▶ _Page_:
4. Anomaly-Based Detection: In addition to signature-based detection, Suricata employs anomaly-based detection. It looks for deviations from normal patterns of network behaviour, helping to identify previously unknown or emerging threats.
5. Logging and Alerting: When Suricata identifies suspicious activity or potential security threats, it generates logs and alerts. These reports provide details about the detected events, allowing administrators to investigate further.
6. Logging and Blocking (IPS Mode): In Intrusion Prevention System (IPS) mode, Suricata not only logs and alerts but can also take proactive measures to block or prevent potentially malicious traffic. This adds an extra layer of security by actively stopping threats in real-time.
7. Traffic Flow and Management: Suricata can be deployed at different points within the network, such as at the network perimeter, on internal network segments, or in the cloud. The placement depends on the specific security requirements of the organization.
8. Configuration and Rule Sets: Suricata’s behaviour is highly configurable through rule sets. Administrators can define specific rules to tailor Suricata’s detection and response capabilities to the organization’s security policies.
9. Regular Updates: To stay effective against evolving threats, Suricata benefits from regular updates to its signature databases and software. These updates ensure that the system remains current and capable of identifying new types of threats.

Let’s move from theory to practice. Now, we’ll dive into the hands-on process of installing Suricata.

Prerequisites to check off before initiating the installation:

1. A laptop or PC (no surprises there)
2. Reliable and stable internet connection
3. VirtualBox or VMware Workstation
4. Ubuntu installed on VirtualBox or VMware
5. A touch of curiosity

Lets get started now..

▶ _Short problem 1_: According to the Suricata guide, how does anomaly-based detection help identify previously unknown or emerging threats? Answer in one to three sentences.
▶ _Short problem 2_: How would the Suricata guide go on after its last line? Write the next part, taking the reader into the installation itself.
The records have no connection to the Suricata guide.

▶ _Record extracts_:
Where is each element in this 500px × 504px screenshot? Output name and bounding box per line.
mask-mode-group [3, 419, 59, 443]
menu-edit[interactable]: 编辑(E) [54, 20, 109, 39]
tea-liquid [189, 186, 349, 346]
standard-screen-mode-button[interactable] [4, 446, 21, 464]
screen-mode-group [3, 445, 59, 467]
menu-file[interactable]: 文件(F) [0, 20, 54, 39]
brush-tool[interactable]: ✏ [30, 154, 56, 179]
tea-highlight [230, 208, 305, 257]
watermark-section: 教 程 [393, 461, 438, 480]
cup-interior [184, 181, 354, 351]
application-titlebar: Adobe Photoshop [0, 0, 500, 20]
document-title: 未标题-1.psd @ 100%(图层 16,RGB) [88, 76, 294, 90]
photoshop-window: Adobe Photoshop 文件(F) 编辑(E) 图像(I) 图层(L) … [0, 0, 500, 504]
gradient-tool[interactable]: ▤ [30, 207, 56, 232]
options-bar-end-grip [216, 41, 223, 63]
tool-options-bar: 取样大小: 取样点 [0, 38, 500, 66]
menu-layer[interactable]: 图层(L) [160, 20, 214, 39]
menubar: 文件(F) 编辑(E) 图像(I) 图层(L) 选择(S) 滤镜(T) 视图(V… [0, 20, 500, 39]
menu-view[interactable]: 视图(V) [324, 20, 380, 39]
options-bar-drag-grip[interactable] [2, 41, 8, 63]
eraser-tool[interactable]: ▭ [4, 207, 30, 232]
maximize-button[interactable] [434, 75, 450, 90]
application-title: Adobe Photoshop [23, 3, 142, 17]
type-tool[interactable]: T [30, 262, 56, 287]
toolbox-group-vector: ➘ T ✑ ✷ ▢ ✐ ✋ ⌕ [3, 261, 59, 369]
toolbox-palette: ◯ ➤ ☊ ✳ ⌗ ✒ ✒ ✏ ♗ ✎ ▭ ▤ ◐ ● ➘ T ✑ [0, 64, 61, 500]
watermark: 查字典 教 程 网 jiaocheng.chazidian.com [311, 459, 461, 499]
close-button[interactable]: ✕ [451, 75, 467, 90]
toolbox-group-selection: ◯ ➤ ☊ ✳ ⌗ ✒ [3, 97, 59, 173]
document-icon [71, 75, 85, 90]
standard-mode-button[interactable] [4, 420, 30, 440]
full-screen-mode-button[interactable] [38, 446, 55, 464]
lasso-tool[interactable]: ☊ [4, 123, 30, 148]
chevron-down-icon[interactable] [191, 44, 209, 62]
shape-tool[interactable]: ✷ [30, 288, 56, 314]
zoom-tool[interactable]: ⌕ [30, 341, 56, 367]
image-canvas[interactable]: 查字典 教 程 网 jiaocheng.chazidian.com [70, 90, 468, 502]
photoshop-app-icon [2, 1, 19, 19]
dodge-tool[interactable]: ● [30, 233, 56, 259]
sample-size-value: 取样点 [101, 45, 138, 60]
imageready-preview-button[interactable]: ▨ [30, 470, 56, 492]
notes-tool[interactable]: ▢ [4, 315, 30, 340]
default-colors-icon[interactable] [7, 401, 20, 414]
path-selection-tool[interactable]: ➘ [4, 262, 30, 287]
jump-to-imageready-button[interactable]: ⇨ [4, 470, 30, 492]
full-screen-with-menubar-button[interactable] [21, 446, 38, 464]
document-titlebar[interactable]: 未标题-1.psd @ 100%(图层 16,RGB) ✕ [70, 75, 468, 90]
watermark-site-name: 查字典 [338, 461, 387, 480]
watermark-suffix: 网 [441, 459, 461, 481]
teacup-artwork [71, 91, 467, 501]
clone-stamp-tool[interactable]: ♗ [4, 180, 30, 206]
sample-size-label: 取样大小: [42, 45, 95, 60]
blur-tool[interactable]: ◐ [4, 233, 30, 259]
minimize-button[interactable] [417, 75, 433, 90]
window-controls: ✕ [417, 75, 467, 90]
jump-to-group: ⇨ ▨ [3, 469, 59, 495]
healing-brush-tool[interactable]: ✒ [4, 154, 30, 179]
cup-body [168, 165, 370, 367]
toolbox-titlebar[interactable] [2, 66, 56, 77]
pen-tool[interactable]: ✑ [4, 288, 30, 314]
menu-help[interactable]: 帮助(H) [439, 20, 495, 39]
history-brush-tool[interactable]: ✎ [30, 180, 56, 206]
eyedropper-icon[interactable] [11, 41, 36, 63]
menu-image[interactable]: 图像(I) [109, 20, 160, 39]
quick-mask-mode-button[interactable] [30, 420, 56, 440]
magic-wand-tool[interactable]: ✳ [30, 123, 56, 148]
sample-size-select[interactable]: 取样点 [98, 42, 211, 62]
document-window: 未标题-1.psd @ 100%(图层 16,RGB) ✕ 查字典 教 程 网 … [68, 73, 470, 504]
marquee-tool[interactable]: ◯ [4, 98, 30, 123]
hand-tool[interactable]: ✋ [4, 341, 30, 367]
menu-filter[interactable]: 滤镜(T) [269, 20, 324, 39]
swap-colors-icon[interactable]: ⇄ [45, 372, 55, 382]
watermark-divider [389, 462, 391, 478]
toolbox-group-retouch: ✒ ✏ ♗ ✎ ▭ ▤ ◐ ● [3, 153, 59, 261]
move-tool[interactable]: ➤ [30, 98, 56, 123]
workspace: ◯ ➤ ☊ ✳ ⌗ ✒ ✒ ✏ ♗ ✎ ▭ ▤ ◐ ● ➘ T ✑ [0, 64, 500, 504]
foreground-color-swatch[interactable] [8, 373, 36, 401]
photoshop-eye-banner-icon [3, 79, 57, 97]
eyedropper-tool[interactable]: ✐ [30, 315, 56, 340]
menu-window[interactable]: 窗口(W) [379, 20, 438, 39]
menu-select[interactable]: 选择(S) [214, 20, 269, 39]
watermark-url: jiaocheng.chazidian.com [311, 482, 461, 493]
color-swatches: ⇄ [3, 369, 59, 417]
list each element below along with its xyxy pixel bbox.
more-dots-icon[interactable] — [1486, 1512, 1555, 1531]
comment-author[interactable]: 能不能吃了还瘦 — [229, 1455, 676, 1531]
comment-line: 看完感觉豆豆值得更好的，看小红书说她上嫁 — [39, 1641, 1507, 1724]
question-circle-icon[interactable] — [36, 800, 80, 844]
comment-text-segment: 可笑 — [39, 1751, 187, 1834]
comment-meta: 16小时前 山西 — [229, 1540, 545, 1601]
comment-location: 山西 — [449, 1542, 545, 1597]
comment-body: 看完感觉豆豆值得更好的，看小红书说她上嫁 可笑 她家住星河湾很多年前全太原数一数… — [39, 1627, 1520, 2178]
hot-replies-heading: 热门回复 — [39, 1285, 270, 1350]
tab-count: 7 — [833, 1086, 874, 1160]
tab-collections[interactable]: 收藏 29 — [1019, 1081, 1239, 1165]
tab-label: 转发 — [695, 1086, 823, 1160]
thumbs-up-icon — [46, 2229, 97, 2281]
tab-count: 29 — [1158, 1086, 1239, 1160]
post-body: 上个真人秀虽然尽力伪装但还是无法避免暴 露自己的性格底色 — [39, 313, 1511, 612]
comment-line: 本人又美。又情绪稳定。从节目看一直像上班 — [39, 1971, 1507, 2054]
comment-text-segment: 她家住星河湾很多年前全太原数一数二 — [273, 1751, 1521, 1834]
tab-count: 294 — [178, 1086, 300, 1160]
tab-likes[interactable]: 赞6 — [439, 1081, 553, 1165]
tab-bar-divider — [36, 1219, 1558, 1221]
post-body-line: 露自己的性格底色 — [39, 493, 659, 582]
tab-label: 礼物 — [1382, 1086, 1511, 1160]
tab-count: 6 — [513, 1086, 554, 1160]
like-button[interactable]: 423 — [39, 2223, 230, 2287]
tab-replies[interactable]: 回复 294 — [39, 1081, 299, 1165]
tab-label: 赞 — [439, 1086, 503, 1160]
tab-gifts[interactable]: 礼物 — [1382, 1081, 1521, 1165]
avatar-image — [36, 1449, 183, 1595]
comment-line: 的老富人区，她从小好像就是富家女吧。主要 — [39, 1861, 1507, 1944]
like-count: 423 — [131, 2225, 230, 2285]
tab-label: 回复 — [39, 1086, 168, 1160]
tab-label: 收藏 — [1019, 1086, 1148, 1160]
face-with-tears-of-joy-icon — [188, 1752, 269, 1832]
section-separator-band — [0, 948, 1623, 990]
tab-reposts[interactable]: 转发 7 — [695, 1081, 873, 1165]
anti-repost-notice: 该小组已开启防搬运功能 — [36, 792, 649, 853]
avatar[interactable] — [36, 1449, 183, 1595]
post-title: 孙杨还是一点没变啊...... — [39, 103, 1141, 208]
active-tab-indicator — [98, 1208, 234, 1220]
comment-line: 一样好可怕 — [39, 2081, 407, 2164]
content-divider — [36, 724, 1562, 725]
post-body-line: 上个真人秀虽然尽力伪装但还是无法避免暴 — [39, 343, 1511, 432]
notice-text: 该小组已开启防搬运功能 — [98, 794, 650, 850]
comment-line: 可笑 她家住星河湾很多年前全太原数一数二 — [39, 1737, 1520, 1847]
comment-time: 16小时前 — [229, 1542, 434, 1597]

▶ _Task response 1_: Suricata looks for deviations from normal patterns of network behavior. It watches for these departures in addition to signature-based detection, so it can help flag threats that are previously unknown or still emerging.

▶ _Task response 2_:
Follow the provided steps for a seamless installation experience. Stick to the instructions to ensure a smooth setup process.

1. Launch your Ubuntu VM, open a web browser, and head to the official Suricata website. Navigate to the Documentation section and click on ‘Installation.’ Alternatively, you can directly access the installation guide through the following link: https://docs.suricata.io/en/latest/install.html

2. Execute the given commands as shown in the documentation to setup and install the latest Stable Suricata on Ubuntu.

sudo apt-get install software-properties-common
sudo add-apt-repository ppa:oisf/suricata-stable;
sudo apt-get update
sudo apt-get install suricata

3. Once Suricata is installed, let’s now check if its running already by using the following command.

sudo systemctl status surictata

4. As we can see that Suricata is already running and we haven’t set it up completely, so its best to stop the service while we are configuring it. Execute the following command to stop the service.

sudo systemctl stop suricata

To start Suricata again, simply type the following command

sudo systemctl start suricata.service 
or 
sudo systemctl start suricata

5. Now that Suricata is successfully installed, and its service is running successfully, let’s explore its configuration files located in the /etc/suricata/ directory.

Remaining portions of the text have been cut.